**What is being asked**
Your answer should be a single number: how many lines in the data below hold the string "механические".

**Stored dataset items**
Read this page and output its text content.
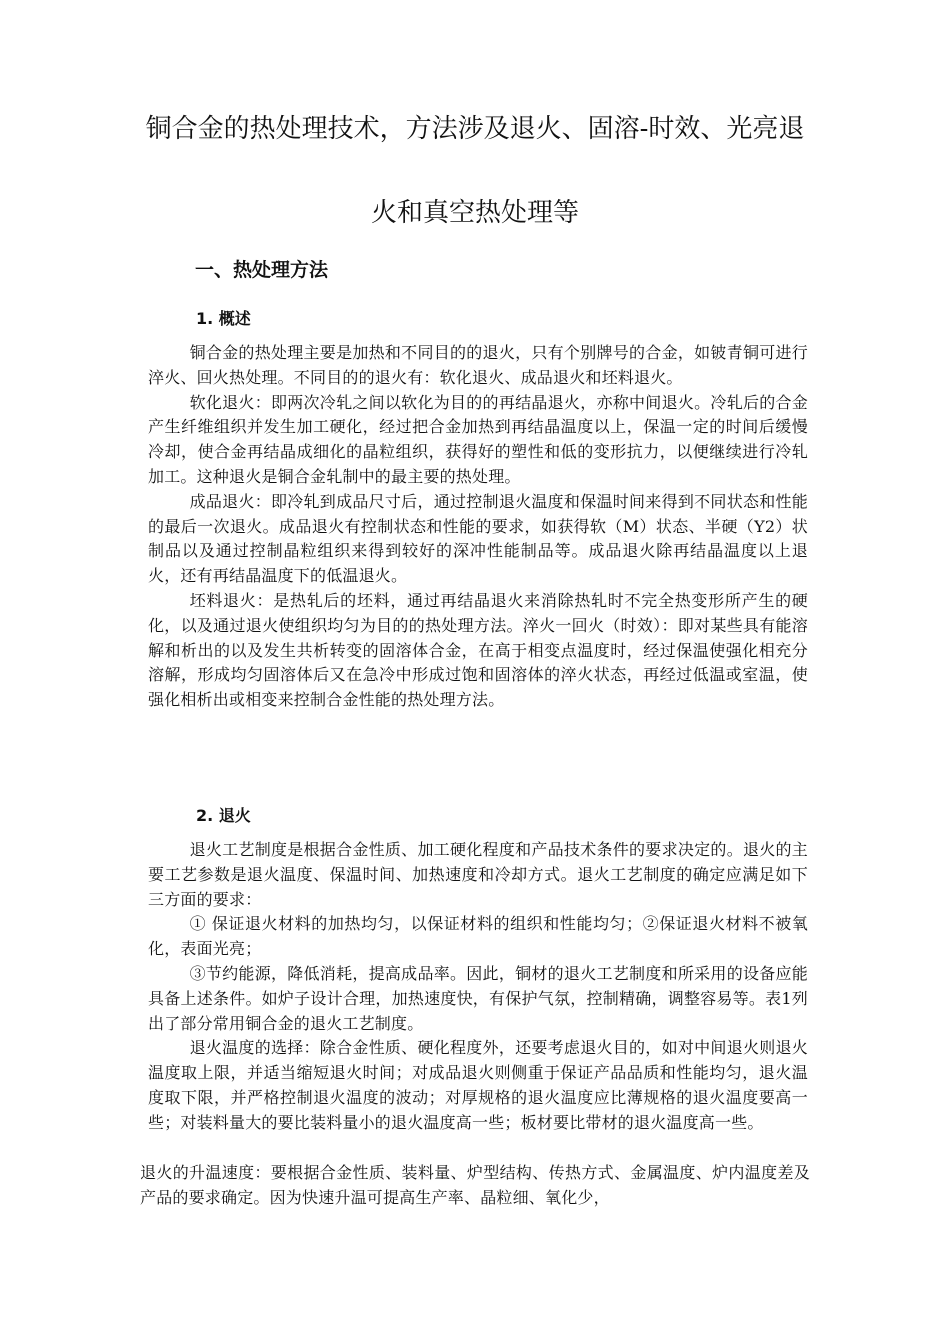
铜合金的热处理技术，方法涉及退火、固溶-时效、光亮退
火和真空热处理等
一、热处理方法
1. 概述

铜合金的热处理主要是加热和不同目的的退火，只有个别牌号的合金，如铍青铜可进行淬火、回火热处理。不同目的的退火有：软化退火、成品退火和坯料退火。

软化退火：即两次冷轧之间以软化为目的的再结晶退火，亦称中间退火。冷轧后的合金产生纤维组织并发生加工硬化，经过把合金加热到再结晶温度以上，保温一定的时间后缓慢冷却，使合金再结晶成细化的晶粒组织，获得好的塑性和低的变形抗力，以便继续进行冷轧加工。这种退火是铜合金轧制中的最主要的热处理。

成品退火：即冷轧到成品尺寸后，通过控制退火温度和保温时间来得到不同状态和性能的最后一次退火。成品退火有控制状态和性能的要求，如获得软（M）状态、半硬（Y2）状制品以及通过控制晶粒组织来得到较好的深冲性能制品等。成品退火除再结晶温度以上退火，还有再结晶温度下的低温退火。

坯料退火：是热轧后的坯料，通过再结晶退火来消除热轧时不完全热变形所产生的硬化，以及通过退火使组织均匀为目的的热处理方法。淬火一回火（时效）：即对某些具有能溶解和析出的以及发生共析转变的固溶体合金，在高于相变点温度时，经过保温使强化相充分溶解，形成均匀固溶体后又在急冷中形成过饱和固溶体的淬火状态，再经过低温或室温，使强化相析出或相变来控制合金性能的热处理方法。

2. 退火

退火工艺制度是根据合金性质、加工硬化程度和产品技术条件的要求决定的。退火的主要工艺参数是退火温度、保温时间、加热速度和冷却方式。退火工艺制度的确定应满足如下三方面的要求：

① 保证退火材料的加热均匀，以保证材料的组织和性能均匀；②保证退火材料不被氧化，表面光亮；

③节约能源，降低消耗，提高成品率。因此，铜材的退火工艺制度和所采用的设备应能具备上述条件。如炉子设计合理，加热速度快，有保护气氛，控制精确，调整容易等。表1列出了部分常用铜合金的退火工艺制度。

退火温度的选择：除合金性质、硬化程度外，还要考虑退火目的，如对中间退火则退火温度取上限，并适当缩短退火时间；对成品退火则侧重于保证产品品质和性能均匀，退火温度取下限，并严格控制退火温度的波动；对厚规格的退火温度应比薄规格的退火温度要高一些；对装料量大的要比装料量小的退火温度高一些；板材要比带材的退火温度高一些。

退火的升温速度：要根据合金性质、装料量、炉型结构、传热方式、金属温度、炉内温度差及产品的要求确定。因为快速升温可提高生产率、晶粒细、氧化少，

==

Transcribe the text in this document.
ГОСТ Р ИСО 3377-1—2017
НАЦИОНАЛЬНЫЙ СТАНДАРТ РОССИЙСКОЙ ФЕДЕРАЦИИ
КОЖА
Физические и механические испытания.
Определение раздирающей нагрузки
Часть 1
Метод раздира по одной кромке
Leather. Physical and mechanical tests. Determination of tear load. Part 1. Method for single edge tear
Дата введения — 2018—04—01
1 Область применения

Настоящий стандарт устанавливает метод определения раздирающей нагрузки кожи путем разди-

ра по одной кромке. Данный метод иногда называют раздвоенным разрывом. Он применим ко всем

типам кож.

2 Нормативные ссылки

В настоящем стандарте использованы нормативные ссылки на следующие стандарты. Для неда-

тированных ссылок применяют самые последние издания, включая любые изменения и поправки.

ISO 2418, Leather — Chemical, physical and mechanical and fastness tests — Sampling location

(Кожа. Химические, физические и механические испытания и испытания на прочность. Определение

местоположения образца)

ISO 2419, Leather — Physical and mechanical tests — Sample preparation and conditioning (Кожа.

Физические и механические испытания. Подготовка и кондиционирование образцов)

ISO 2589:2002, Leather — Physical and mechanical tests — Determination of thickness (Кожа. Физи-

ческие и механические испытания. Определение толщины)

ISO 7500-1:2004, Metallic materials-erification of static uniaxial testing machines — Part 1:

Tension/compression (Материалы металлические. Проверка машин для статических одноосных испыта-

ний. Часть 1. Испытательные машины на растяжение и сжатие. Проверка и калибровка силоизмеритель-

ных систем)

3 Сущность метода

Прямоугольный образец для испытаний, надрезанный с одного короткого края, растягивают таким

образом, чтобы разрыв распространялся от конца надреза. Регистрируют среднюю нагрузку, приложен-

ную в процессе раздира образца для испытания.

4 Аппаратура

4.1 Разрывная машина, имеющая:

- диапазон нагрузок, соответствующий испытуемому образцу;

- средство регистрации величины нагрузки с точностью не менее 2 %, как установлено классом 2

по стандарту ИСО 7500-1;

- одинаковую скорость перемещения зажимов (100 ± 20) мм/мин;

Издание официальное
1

**Full solution**
4